= Exercise description =
Single out the lines that include the word "this". Copy them.

= Data supplied =
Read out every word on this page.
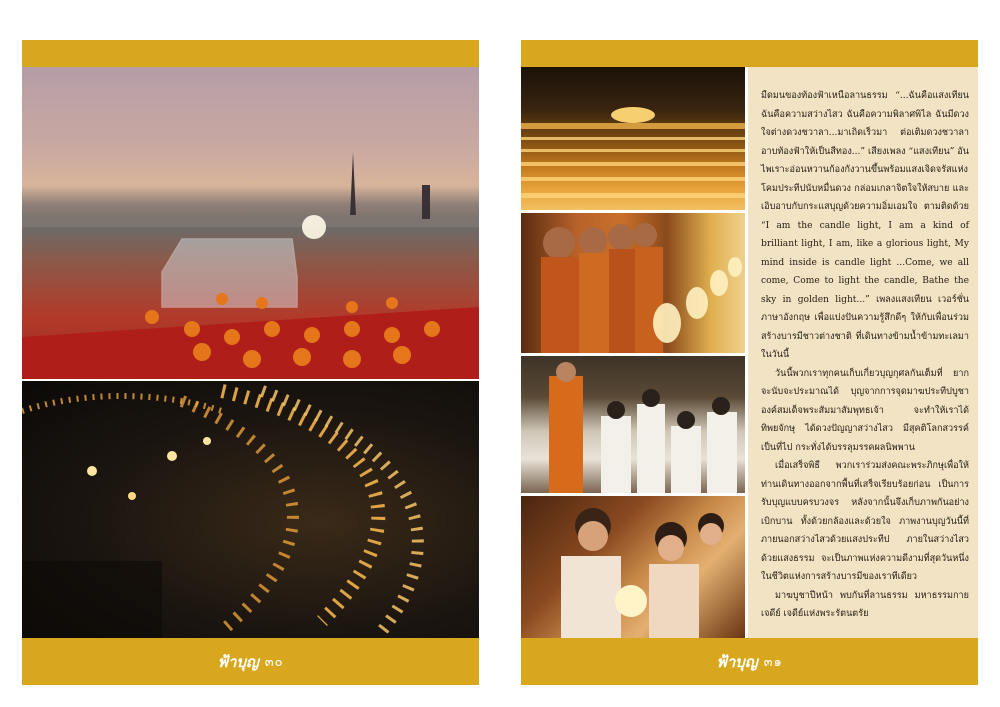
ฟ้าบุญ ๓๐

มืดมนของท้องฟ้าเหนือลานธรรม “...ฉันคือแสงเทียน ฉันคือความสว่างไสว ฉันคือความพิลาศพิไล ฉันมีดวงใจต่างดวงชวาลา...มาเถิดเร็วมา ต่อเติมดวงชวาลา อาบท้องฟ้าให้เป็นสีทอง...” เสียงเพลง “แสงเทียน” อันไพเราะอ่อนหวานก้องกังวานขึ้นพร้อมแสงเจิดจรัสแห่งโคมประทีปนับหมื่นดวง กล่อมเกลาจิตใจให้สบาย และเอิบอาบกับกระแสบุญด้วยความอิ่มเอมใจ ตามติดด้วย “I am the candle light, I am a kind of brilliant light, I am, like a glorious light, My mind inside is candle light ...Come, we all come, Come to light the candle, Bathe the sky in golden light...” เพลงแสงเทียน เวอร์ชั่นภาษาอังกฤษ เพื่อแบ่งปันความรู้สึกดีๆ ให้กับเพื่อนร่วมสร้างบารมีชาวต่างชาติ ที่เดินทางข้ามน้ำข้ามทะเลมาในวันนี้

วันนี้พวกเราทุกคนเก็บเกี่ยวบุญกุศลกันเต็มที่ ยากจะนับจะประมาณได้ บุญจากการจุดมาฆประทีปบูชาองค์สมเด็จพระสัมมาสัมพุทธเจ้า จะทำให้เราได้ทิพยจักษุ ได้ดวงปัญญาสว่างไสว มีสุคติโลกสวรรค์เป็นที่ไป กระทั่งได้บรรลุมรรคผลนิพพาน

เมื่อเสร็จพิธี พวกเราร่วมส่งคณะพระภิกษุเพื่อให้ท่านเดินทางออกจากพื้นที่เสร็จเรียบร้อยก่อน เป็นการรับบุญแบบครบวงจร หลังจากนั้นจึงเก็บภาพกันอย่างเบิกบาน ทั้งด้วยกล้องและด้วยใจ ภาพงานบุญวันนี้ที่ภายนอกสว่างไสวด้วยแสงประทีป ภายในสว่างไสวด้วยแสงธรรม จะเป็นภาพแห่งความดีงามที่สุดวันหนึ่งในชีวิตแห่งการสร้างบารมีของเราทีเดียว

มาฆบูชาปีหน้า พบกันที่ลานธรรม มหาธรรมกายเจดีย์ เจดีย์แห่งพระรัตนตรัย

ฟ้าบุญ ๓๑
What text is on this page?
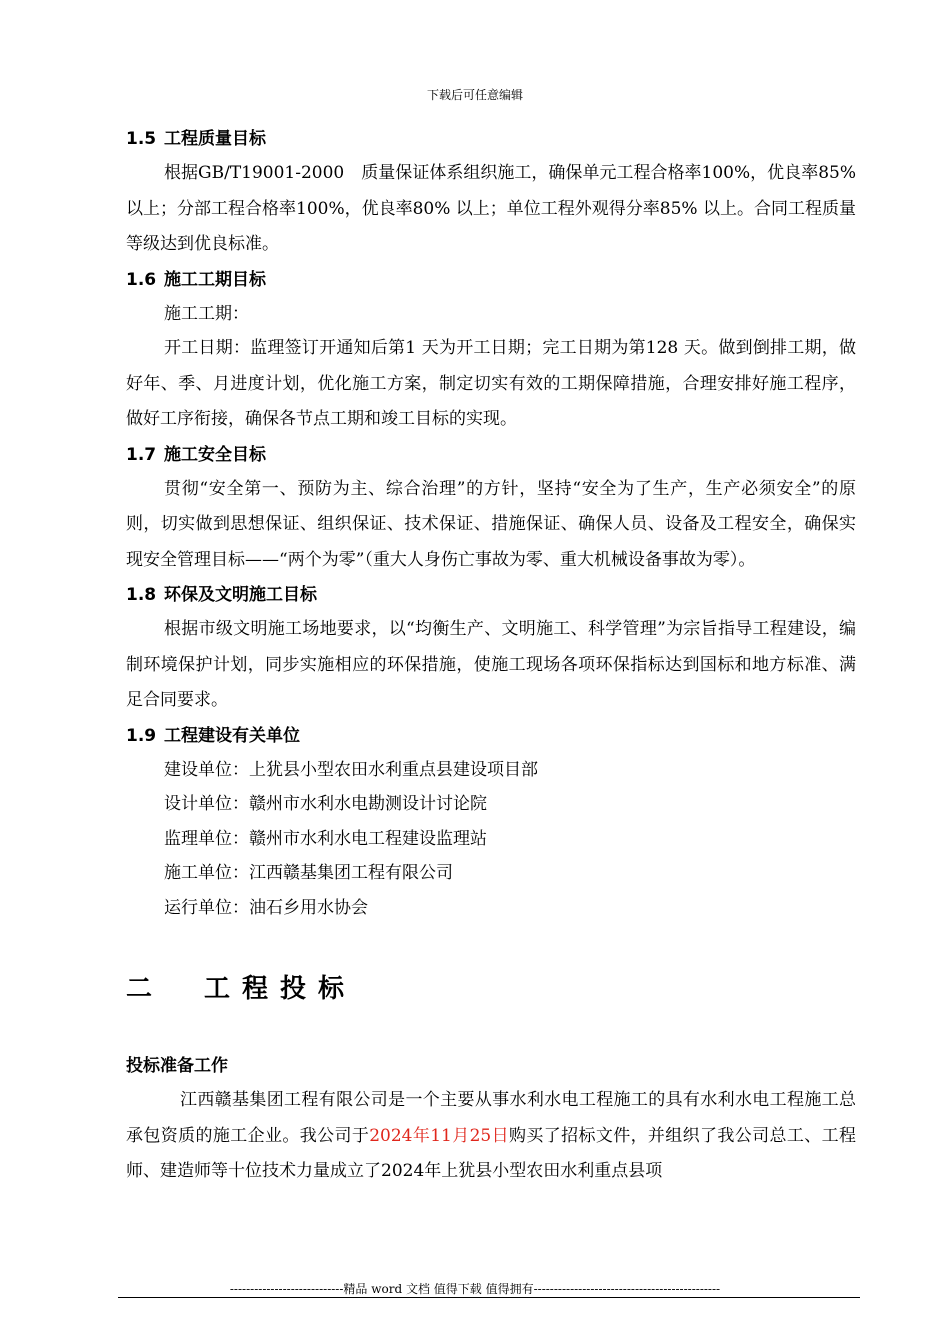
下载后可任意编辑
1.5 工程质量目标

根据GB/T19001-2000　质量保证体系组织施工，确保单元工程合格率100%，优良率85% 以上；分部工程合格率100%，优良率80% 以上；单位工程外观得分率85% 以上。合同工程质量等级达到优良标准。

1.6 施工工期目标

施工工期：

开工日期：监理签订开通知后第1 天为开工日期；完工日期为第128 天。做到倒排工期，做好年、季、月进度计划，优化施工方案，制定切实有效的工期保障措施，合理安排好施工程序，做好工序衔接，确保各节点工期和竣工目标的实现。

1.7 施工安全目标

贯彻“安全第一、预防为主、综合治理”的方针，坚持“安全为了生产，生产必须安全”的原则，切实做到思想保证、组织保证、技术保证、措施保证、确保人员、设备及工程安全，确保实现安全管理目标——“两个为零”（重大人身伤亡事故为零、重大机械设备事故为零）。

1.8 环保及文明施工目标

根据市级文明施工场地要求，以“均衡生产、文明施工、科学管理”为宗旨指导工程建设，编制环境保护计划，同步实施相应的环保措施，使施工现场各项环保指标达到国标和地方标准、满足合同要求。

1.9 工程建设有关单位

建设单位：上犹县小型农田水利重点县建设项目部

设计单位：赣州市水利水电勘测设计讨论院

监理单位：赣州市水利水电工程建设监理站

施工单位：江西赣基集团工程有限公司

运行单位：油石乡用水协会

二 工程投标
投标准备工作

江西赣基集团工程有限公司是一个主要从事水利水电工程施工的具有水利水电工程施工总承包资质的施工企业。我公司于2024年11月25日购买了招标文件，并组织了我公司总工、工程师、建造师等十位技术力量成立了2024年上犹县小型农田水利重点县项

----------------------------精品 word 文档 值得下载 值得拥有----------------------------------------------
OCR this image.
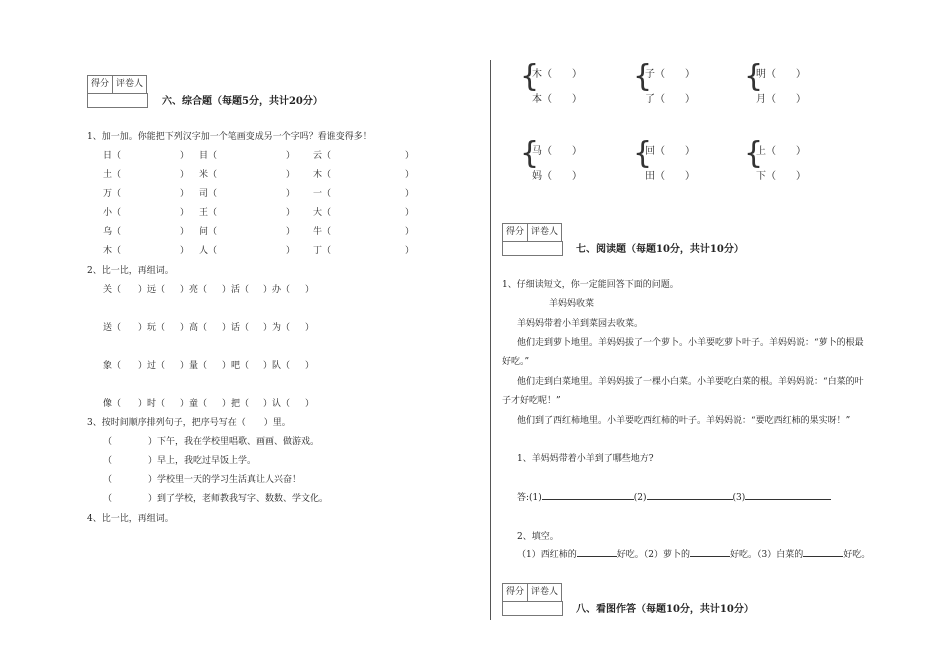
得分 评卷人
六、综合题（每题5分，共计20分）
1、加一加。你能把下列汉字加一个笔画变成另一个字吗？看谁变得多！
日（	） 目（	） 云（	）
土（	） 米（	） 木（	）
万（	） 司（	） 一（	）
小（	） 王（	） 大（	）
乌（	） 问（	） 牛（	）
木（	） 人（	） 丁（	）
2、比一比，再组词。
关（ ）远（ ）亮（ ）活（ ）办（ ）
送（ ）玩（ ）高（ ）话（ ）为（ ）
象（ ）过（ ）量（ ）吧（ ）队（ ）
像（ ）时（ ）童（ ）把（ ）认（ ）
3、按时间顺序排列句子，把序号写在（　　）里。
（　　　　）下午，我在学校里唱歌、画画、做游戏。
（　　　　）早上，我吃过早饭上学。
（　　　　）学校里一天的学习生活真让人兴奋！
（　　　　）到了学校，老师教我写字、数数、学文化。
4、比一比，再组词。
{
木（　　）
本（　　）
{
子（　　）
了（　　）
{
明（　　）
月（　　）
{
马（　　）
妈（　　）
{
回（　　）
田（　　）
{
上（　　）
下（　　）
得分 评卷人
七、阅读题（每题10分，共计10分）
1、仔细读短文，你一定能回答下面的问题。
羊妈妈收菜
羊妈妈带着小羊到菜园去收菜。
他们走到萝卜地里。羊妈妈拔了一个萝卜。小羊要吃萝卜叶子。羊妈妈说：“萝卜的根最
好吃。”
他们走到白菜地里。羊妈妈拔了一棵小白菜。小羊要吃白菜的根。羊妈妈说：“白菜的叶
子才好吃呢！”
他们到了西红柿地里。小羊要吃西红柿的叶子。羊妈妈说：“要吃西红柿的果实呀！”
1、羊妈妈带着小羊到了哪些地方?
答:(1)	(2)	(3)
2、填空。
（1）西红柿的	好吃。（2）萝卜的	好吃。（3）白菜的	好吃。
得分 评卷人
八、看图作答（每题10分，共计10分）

* * *

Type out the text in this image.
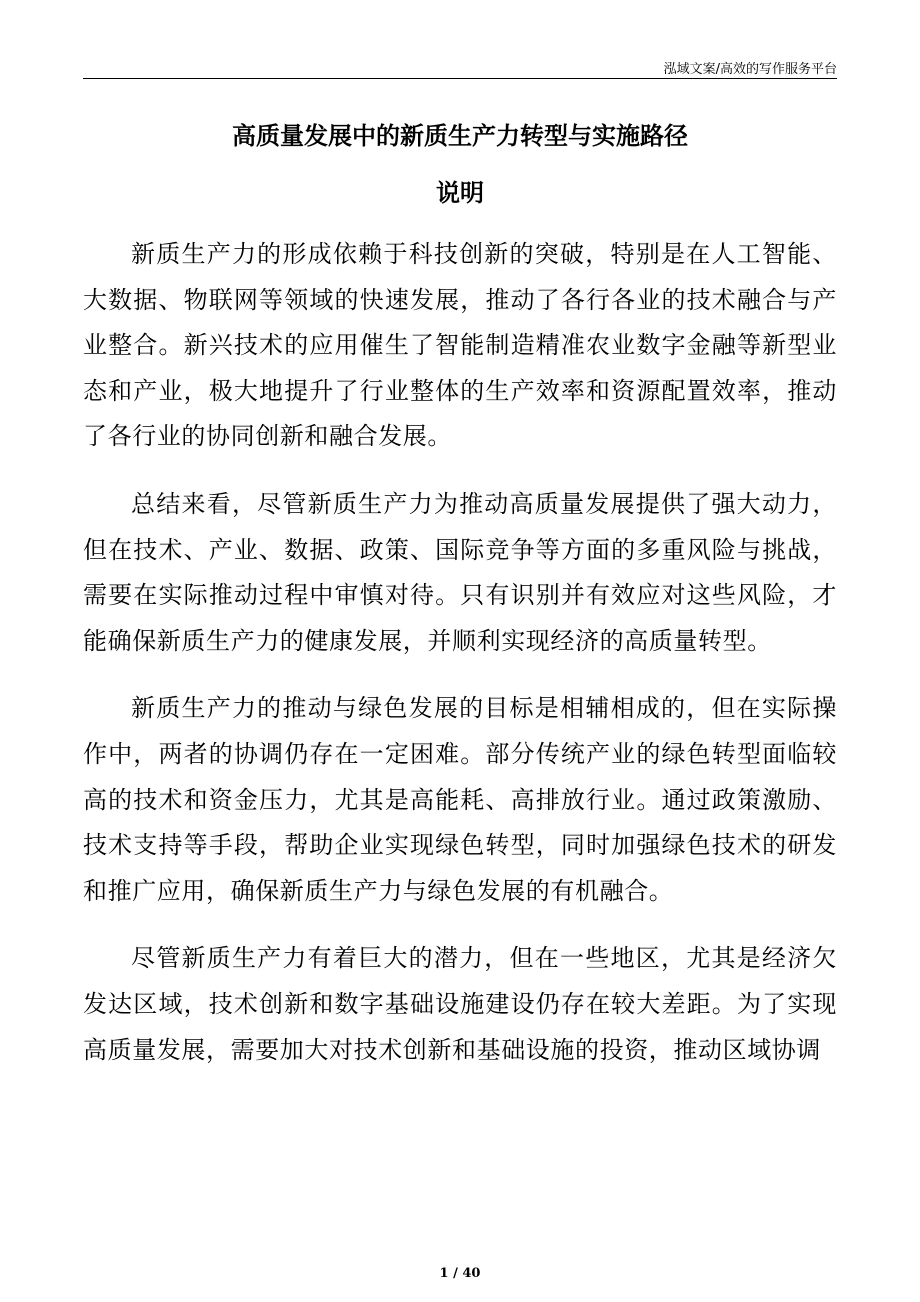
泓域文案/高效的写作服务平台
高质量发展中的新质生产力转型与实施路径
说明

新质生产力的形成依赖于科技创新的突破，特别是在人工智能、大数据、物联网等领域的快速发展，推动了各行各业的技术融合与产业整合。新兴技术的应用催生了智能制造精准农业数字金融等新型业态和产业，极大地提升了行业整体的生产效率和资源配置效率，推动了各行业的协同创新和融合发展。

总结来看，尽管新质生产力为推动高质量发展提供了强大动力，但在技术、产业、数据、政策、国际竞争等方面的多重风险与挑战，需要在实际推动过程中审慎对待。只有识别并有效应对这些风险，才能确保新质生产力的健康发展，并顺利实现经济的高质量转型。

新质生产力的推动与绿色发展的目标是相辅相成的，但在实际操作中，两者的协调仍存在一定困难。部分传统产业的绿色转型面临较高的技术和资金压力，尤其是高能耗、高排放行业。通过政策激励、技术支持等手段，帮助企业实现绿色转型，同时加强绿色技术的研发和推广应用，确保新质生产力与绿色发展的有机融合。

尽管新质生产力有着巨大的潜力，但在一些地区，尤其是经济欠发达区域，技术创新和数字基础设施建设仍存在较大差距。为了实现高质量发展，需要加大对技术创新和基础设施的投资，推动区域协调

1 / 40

= Output below =
Read out every word on this page.
What text is on this page?
OCR this image.
Type out the text in this image.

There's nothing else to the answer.